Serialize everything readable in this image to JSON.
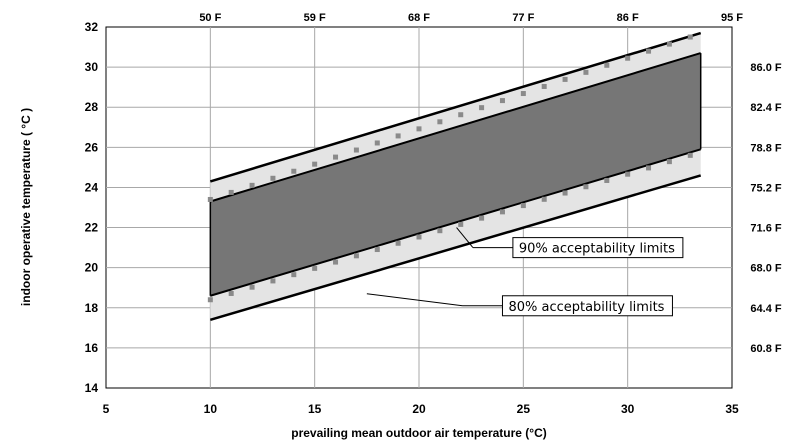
{
  "chart_data": {
    "type": "area",
    "xlabel": "prevailing mean outdoor air temperature (°C)",
    "ylabel": "indoor operative temperature ( °C )",
    "xlim": [
      5,
      35
    ],
    "ylim": [
      14,
      32
    ],
    "x_ticks": [
      "5",
      "10",
      "15",
      "20",
      "25",
      "30",
      "35"
    ],
    "y_ticks": [
      "14",
      "16",
      "18",
      "20",
      "22",
      "24",
      "26",
      "28",
      "30",
      "32"
    ],
    "top_axis_ticks": [
      {
        "x": 10,
        "label": "50 F"
      },
      {
        "x": 15,
        "label": "59 F"
      },
      {
        "x": 20,
        "label": "68 F"
      },
      {
        "x": 25,
        "label": "77 F"
      },
      {
        "x": 30,
        "label": "86 F"
      },
      {
        "x": 35,
        "label": "95 F"
      }
    ],
    "right_axis_ticks": [
      {
        "y": 16,
        "label": "60.8 F"
      },
      {
        "y": 18,
        "label": "64.4 F"
      },
      {
        "y": 20,
        "label": "68.0 F"
      },
      {
        "y": 22,
        "label": "71.6 F"
      },
      {
        "y": 24,
        "label": "75.2 F"
      },
      {
        "y": 26,
        "label": "78.8 F"
      },
      {
        "y": 28,
        "label": "82.4 F"
      },
      {
        "y": 30,
        "label": "86.0 F"
      }
    ],
    "grid": true,
    "bands": [
      {
        "name": "80% acceptability limits",
        "x": [
          10,
          33.5
        ],
        "upper": [
          24.3,
          31.7
        ],
        "lower": [
          17.4,
          24.6
        ],
        "color": "#e4e4e4"
      },
      {
        "name": "90% acceptability limits",
        "x": [
          10,
          33.5
        ],
        "upper": [
          23.3,
          30.7
        ],
        "lower": [
          18.6,
          25.9
        ],
        "color": "#767676"
      }
    ],
    "dotted_series": [
      {
        "x_start": 10,
        "x_end": 33,
        "y_start": 23.4,
        "y_end": 31.5
      },
      {
        "x_start": 10,
        "x_end": 33,
        "y_start": 18.4,
        "y_end": 25.6
      }
    ],
    "annotations": [
      {
        "text": "90% acceptability limits",
        "point": [
          21.8,
          22.0
        ],
        "label_at": [
          24.5,
          21.0
        ]
      },
      {
        "text": "80% acceptability limits",
        "point": [
          17.5,
          18.7
        ],
        "label_at": [
          24.0,
          18.1
        ]
      }
    ]
  }
}
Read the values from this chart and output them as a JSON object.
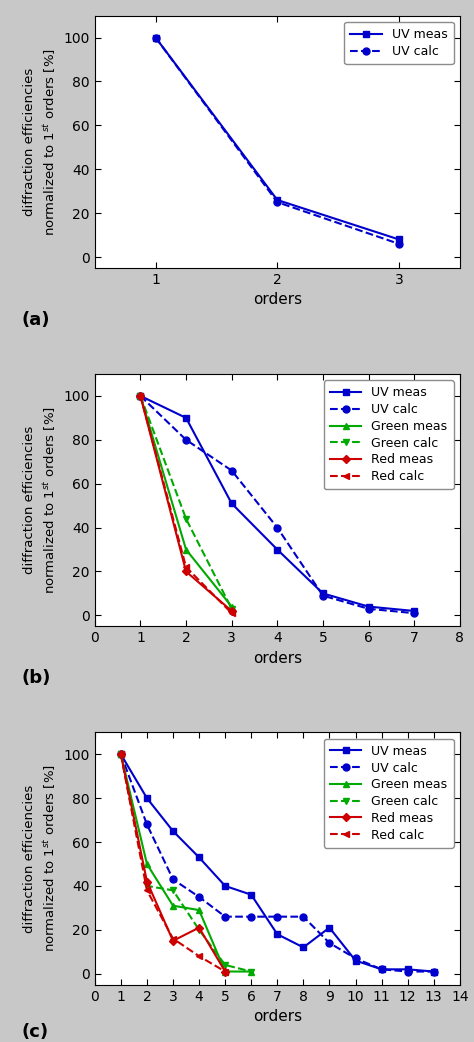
{
  "panel_a": {
    "uv_meas": {
      "x": [
        1,
        2,
        3
      ],
      "y": [
        100,
        26,
        8
      ]
    },
    "uv_calc": {
      "x": [
        1,
        2,
        3
      ],
      "y": [
        100,
        25,
        6
      ]
    },
    "xlim": [
      0.5,
      3.5
    ],
    "xticks": [
      1,
      2,
      3
    ],
    "ylim": [
      -5,
      110
    ],
    "yticks": [
      0,
      20,
      40,
      60,
      80,
      100
    ],
    "label": "(a)"
  },
  "panel_b": {
    "uv_meas": {
      "x": [
        1,
        2,
        3,
        4,
        5,
        6,
        7
      ],
      "y": [
        100,
        90,
        51,
        30,
        10,
        4,
        2
      ]
    },
    "uv_calc": {
      "x": [
        1,
        2,
        3,
        4,
        5,
        6,
        7
      ],
      "y": [
        100,
        80,
        66,
        40,
        9,
        3,
        1
      ]
    },
    "green_meas": {
      "x": [
        1,
        2,
        3
      ],
      "y": [
        100,
        30,
        4
      ]
    },
    "green_calc": {
      "x": [
        1,
        2,
        3
      ],
      "y": [
        100,
        44,
        3
      ]
    },
    "red_meas": {
      "x": [
        1,
        2,
        3
      ],
      "y": [
        100,
        20,
        2
      ]
    },
    "red_calc": {
      "x": [
        1,
        2,
        3
      ],
      "y": [
        100,
        22,
        1
      ]
    },
    "xlim": [
      0,
      8
    ],
    "xticks": [
      0,
      1,
      2,
      3,
      4,
      5,
      6,
      7,
      8
    ],
    "ylim": [
      -5,
      110
    ],
    "yticks": [
      0,
      20,
      40,
      60,
      80,
      100
    ],
    "label": "(b)"
  },
  "panel_c": {
    "uv_meas": {
      "x": [
        1,
        2,
        3,
        4,
        5,
        6,
        7,
        8,
        9,
        10,
        11,
        12,
        13
      ],
      "y": [
        100,
        80,
        65,
        53,
        40,
        36,
        18,
        12,
        21,
        6,
        2,
        2,
        1
      ]
    },
    "uv_calc": {
      "x": [
        1,
        2,
        3,
        4,
        5,
        6,
        7,
        8,
        9,
        10,
        11,
        12,
        13
      ],
      "y": [
        100,
        68,
        43,
        35,
        26,
        26,
        26,
        26,
        14,
        7,
        2,
        1,
        1
      ]
    },
    "green_meas": {
      "x": [
        1,
        2,
        3,
        4,
        5,
        6
      ],
      "y": [
        100,
        50,
        31,
        29,
        1,
        1
      ]
    },
    "green_calc": {
      "x": [
        1,
        2,
        3,
        4,
        5,
        6
      ],
      "y": [
        100,
        40,
        38,
        20,
        4,
        1
      ]
    },
    "red_meas": {
      "x": [
        1,
        2,
        3,
        4,
        5
      ],
      "y": [
        100,
        42,
        15,
        21,
        1
      ]
    },
    "red_calc": {
      "x": [
        1,
        2,
        3,
        4,
        5
      ],
      "y": [
        100,
        38,
        16,
        8,
        1
      ]
    },
    "xlim": [
      0,
      14
    ],
    "xticks": [
      0,
      1,
      2,
      3,
      4,
      5,
      6,
      7,
      8,
      9,
      10,
      11,
      12,
      13,
      14
    ],
    "ylim": [
      -5,
      110
    ],
    "yticks": [
      0,
      20,
      40,
      60,
      80,
      100
    ],
    "label": "(c)"
  },
  "colors": {
    "blue": "#0000CC",
    "green": "#00AA00",
    "red": "#CC0000"
  },
  "bg_color": "#c8c8c8",
  "ylabel": "diffraction efficiencies\nnormalized to 1$^{st}$ orders [%]",
  "xlabel": "orders",
  "figsize": [
    4.74,
    10.42
  ],
  "dpi": 100
}
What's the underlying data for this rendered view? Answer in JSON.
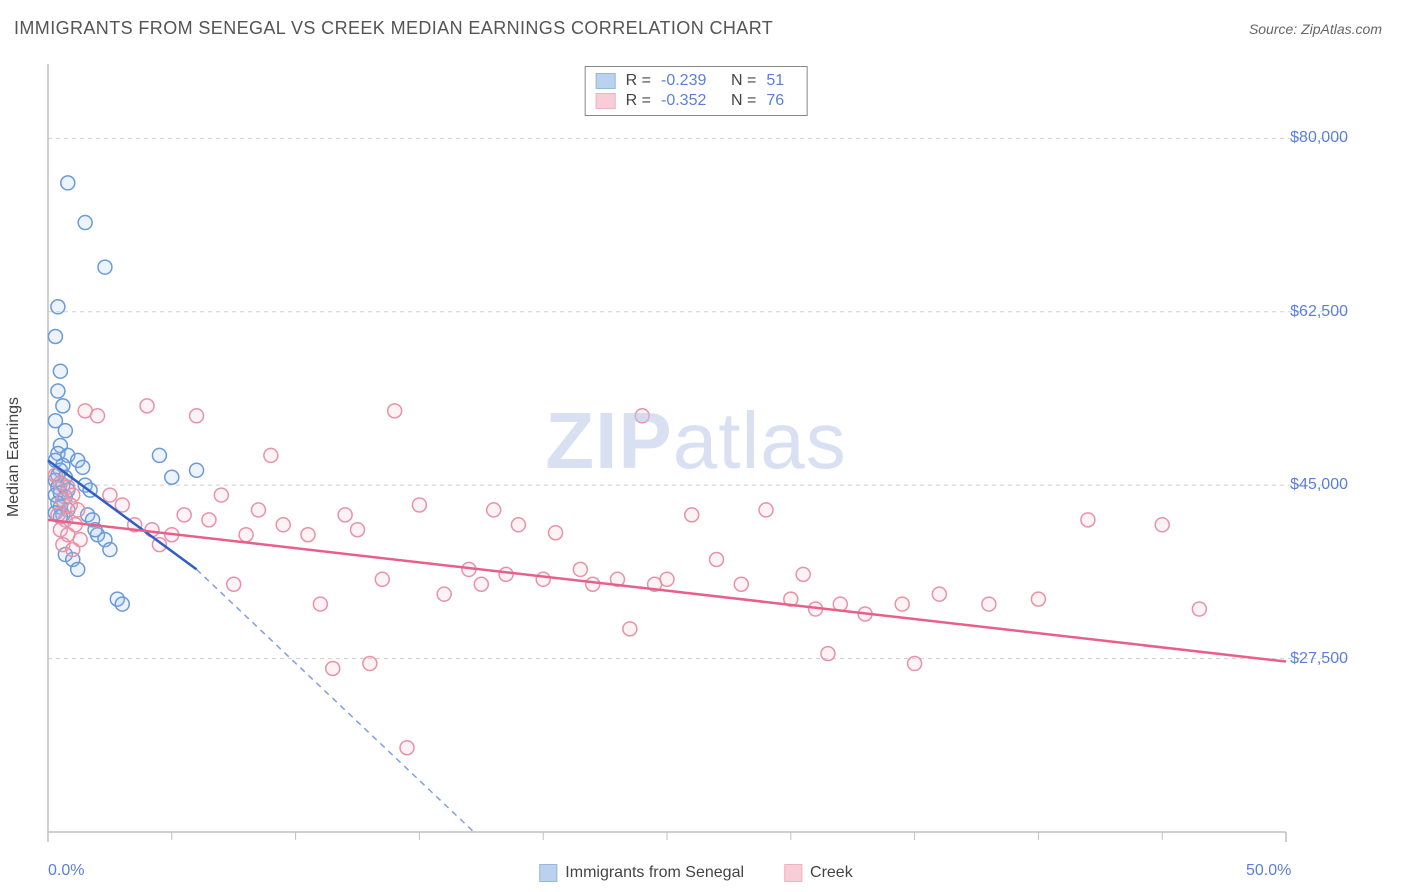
{
  "title": "IMMIGRANTS FROM SENEGAL VS CREEK MEDIAN EARNINGS CORRELATION CHART",
  "source_prefix": "Source: ",
  "source_name": "ZipAtlas.com",
  "watermark_zip": "ZIP",
  "watermark_atlas": "atlas",
  "chart": {
    "type": "scatter",
    "y_axis_label": "Median Earnings",
    "x_min": 0.0,
    "x_max": 50.0,
    "y_min": 10000,
    "y_max": 87500,
    "x_ticks_major": [
      0.0,
      50.0
    ],
    "x_tick_labels": [
      "0.0%",
      "50.0%"
    ],
    "x_ticks_minor": [
      5,
      10,
      15,
      20,
      25,
      30,
      35,
      40,
      45
    ],
    "y_gridlines": [
      27500,
      45000,
      62500,
      80000
    ],
    "y_tick_labels": [
      "$27,500",
      "$45,000",
      "$62,500",
      "$80,000"
    ],
    "background_color": "#ffffff",
    "grid_color": "#cfcfcf",
    "axis_color": "#bfbfbf",
    "marker_radius": 7,
    "marker_stroke_width": 1.5,
    "marker_fill_opacity": 0.18
  },
  "series": [
    {
      "id": "senegal",
      "label": "Immigrants from Senegal",
      "color_stroke": "#6a9ad8",
      "color_fill": "#9dbfe8",
      "trend_color": "#2e5fc9",
      "R": "-0.239",
      "N": "51",
      "trend": {
        "x1": 0.0,
        "y1": 47500,
        "x2": 6.0,
        "y2": 36500
      },
      "trend_dash": {
        "x1": 6.0,
        "y1": 36500,
        "x2": 17.2,
        "y2": 10000
      },
      "points": [
        [
          0.4,
          63000
        ],
        [
          0.3,
          60000
        ],
        [
          0.5,
          56500
        ],
        [
          0.4,
          54500
        ],
        [
          0.6,
          53000
        ],
        [
          0.3,
          51500
        ],
        [
          0.7,
          50500
        ],
        [
          0.5,
          49000
        ],
        [
          0.4,
          48200
        ],
        [
          0.8,
          48000
        ],
        [
          0.3,
          47500
        ],
        [
          0.6,
          47000
        ],
        [
          0.5,
          46500
        ],
        [
          0.4,
          46000
        ],
        [
          0.7,
          45800
        ],
        [
          0.3,
          45500
        ],
        [
          0.5,
          45200
        ],
        [
          0.6,
          45000
        ],
        [
          0.4,
          44800
        ],
        [
          0.8,
          44500
        ],
        [
          0.5,
          44200
        ],
        [
          0.3,
          44000
        ],
        [
          0.7,
          43800
        ],
        [
          0.6,
          43500
        ],
        [
          0.4,
          43200
        ],
        [
          0.5,
          42800
        ],
        [
          0.8,
          42500
        ],
        [
          0.3,
          42200
        ],
        [
          0.6,
          42000
        ],
        [
          0.5,
          41800
        ],
        [
          1.2,
          47500
        ],
        [
          1.4,
          46800
        ],
        [
          1.6,
          42000
        ],
        [
          1.8,
          41500
        ],
        [
          2.0,
          40000
        ],
        [
          2.3,
          39500
        ],
        [
          2.5,
          38500
        ],
        [
          1.5,
          45000
        ],
        [
          1.7,
          44500
        ],
        [
          1.9,
          40500
        ],
        [
          6.0,
          46500
        ],
        [
          5.0,
          45800
        ],
        [
          4.5,
          48000
        ],
        [
          2.8,
          33500
        ],
        [
          3.0,
          33000
        ],
        [
          0.7,
          38000
        ],
        [
          1.0,
          37500
        ],
        [
          1.2,
          36500
        ],
        [
          0.8,
          75500
        ],
        [
          1.5,
          71500
        ],
        [
          2.3,
          67000
        ]
      ]
    },
    {
      "id": "creek",
      "label": "Creek",
      "color_stroke": "#e892a8",
      "color_fill": "#f4b8c7",
      "trend_color": "#e86089",
      "R": "-0.352",
      "N": "76",
      "trend": {
        "x1": 0.0,
        "y1": 41500,
        "x2": 50.0,
        "y2": 27200
      },
      "points": [
        [
          0.3,
          46000
        ],
        [
          0.5,
          45200
        ],
        [
          0.8,
          44800
        ],
        [
          1.0,
          44000
        ],
        [
          0.6,
          43500
        ],
        [
          0.9,
          43000
        ],
        [
          1.2,
          42500
        ],
        [
          0.4,
          42000
        ],
        [
          0.7,
          41500
        ],
        [
          1.1,
          41000
        ],
        [
          0.5,
          40500
        ],
        [
          0.8,
          40000
        ],
        [
          1.3,
          39500
        ],
        [
          0.6,
          39000
        ],
        [
          1.0,
          38500
        ],
        [
          1.5,
          52500
        ],
        [
          2.0,
          52000
        ],
        [
          2.5,
          44000
        ],
        [
          3.0,
          43000
        ],
        [
          3.5,
          41000
        ],
        [
          4.0,
          53000
        ],
        [
          4.2,
          40500
        ],
        [
          4.5,
          39000
        ],
        [
          5.0,
          40000
        ],
        [
          5.5,
          42000
        ],
        [
          6.0,
          52000
        ],
        [
          6.5,
          41500
        ],
        [
          7.0,
          44000
        ],
        [
          7.5,
          35000
        ],
        [
          8.0,
          40000
        ],
        [
          8.5,
          42500
        ],
        [
          9.0,
          48000
        ],
        [
          9.5,
          41000
        ],
        [
          10.5,
          40000
        ],
        [
          11.0,
          33000
        ],
        [
          11.5,
          26500
        ],
        [
          12.0,
          42000
        ],
        [
          12.5,
          40500
        ],
        [
          13.0,
          27000
        ],
        [
          13.5,
          35500
        ],
        [
          14.0,
          52500
        ],
        [
          14.5,
          18500
        ],
        [
          15.0,
          43000
        ],
        [
          16.0,
          34000
        ],
        [
          17.0,
          36500
        ],
        [
          17.5,
          35000
        ],
        [
          18.0,
          42500
        ],
        [
          18.5,
          36000
        ],
        [
          19.0,
          41000
        ],
        [
          20.0,
          35500
        ],
        [
          20.5,
          40200
        ],
        [
          21.5,
          36500
        ],
        [
          22.0,
          35000
        ],
        [
          23.0,
          35500
        ],
        [
          23.5,
          30500
        ],
        [
          24.0,
          52000
        ],
        [
          24.5,
          35000
        ],
        [
          25.0,
          35500
        ],
        [
          26.0,
          42000
        ],
        [
          27.0,
          37500
        ],
        [
          28.0,
          35000
        ],
        [
          29.0,
          42500
        ],
        [
          30.0,
          33500
        ],
        [
          30.5,
          36000
        ],
        [
          31.0,
          32500
        ],
        [
          31.5,
          28000
        ],
        [
          32.0,
          33000
        ],
        [
          33.0,
          32000
        ],
        [
          34.5,
          33000
        ],
        [
          35.0,
          27000
        ],
        [
          36.0,
          34000
        ],
        [
          38.0,
          33000
        ],
        [
          40.0,
          33500
        ],
        [
          42.0,
          41500
        ],
        [
          45.0,
          41000
        ],
        [
          46.5,
          32500
        ]
      ]
    }
  ],
  "legend_stats": {
    "r_label": "R =",
    "n_label": "N ="
  }
}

————————

◆ **Task prompt**
All lines in the data that contain the word "limits" should be copied.

◆ **Complete output**
        "name": "80% acceptability limits",
        "name": "90% acceptability limits",
        "text": "90% acceptability limits",
        "text": "80% acceptability limits",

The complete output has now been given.